## YOUR TASK
Extend the passage on equitable benefits for federally funded postdocs, picking up right after its final sentence.

Recently, some federal fellowship programs have begun taking the initiative to add policy language to ensure equitable benefits are available to their awardees. The National Science Foundation’s Career-Life Balance initiative features a fellowship allowance that can be spent on a number of fringe benefits. NSF also includes in at least one of its grant provisions the mandate that postdoctoral research fellows “receive salary and benefits as an organizational employee.”

Additionally, the NASA Hubble Fellowship now requires host institutions to offer their fellows the opportunity to be employees and provide employee-level benefits. Welcome as this is, however, this does not seem to address the issue of institutional difficulty in funding employee-level benefits for federally funded postdocs.

Potential Paths Toward Equity

The NPA suggests three nonexclusive paths forward for federal agencies, Congress and institutions hosting postdocs to consider. Each has pros and cons that must be further weighed individually or in combination with one another to ultimately provide postdocs with equitable access to benefits regardless of their funding source.

  1. The NIH could alleviate uncertainty by clarifying in writing that the mere act of a postdoc accepting an NIH training fellowship does not prevent a host institution from employing such a postdoc. Clearer policy language around employment status paves the way for institutions with the desire and resources to provide employee-level benefits the green light to do so. This wouldn’t resolve the issue of how to pay for these benefits at lower-resourced institutions, but it would be a positive step forward for the postdoctoral community.
  2. To combat inequities across the board, Congress could increase federal appropriations to support supplemental funds for individual awards to offset the institutional costs of providing equitable benefits. Given the size and importance of federal expenditures in science and research, this additional boost in training grant levels would be a drop in the bucket but would smartly target an underappreciated population that is both vulnerable and essential. Ideally, such an important investment in scientists would not come at the expense of their research projects but would instead constitute a modest additional public commitment to building equity for the nation’s early career researchers.

## DATA LISTING
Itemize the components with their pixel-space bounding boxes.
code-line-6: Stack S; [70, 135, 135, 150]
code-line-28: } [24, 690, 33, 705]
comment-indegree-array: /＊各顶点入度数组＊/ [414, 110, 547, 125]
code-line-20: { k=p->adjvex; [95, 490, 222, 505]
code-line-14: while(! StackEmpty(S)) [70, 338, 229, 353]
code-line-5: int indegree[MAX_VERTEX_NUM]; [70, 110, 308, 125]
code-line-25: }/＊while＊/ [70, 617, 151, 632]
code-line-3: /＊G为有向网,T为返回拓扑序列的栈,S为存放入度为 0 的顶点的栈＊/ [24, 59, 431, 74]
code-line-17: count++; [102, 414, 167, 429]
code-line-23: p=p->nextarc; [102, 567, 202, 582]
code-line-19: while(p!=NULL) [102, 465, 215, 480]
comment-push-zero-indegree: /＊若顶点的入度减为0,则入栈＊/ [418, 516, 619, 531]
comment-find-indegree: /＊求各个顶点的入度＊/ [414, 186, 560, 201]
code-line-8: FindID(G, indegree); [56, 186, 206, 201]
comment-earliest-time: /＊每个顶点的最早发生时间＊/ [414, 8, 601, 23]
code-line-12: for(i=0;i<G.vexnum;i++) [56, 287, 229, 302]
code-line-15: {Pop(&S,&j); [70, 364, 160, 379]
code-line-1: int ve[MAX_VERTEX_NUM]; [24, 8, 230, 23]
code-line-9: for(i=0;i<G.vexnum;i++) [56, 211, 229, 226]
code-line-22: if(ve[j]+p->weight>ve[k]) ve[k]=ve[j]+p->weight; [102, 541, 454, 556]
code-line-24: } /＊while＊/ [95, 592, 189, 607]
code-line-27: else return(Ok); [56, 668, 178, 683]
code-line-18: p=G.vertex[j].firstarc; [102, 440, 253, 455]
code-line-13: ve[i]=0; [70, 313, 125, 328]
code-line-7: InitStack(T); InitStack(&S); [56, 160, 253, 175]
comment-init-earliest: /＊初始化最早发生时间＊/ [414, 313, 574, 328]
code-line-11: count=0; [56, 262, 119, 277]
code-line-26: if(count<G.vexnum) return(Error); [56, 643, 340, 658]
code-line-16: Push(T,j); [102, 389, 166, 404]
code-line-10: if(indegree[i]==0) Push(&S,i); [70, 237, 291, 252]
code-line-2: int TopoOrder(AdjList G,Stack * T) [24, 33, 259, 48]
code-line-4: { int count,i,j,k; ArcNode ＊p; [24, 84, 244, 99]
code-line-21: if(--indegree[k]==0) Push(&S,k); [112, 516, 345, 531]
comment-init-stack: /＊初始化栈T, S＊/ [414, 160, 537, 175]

## WRITTEN RESPONSE
  3. Alternatively, or in addition, the NIH could provide institutions with more flexibility by establishing a defined set of standard postdoc employment benefits as allowable costs for training-related expenses using research grant funds, such as R-01 grants held by the postdoc’s research adviser. Although this approach could impact the dollars available for research projects, investment in the individual scientist is essential to an equitable environment and success in the laboratory.

Across dozens of disciplines, postdocs are critical to the success of scientific research and the advancement of American innovation. At a time when many institutions are struggling to recruit postdocs, action must be taken to ensure postdocs receive equitable benefits that not only meet their basic needs but also align with their expertise and essential work at academic and research institutions. The recent announcement of a new NIH working group charged with examining NIH-supported postdoctoral training offers promise as one key step along this path to equality.

EDITOR’S NOTE: In a written statement, the NIH Office of Extramural Research said that stipends for postdoctoral fellows or trainees receiving Kirschstein National Research Service Awards “may be supplemented by an institution from nonfederal funds provided this supplementation is without any additional obligation for the fellow or trainee.” The office said the “challenges facing postdoctoral researchers in biomedical science are real and varied … which is one of the reasons a new ad hoc group of the Advisory Committee to the NIH Director (ACD) was charged with re-envisioning NIH-supported postdoctoral training.”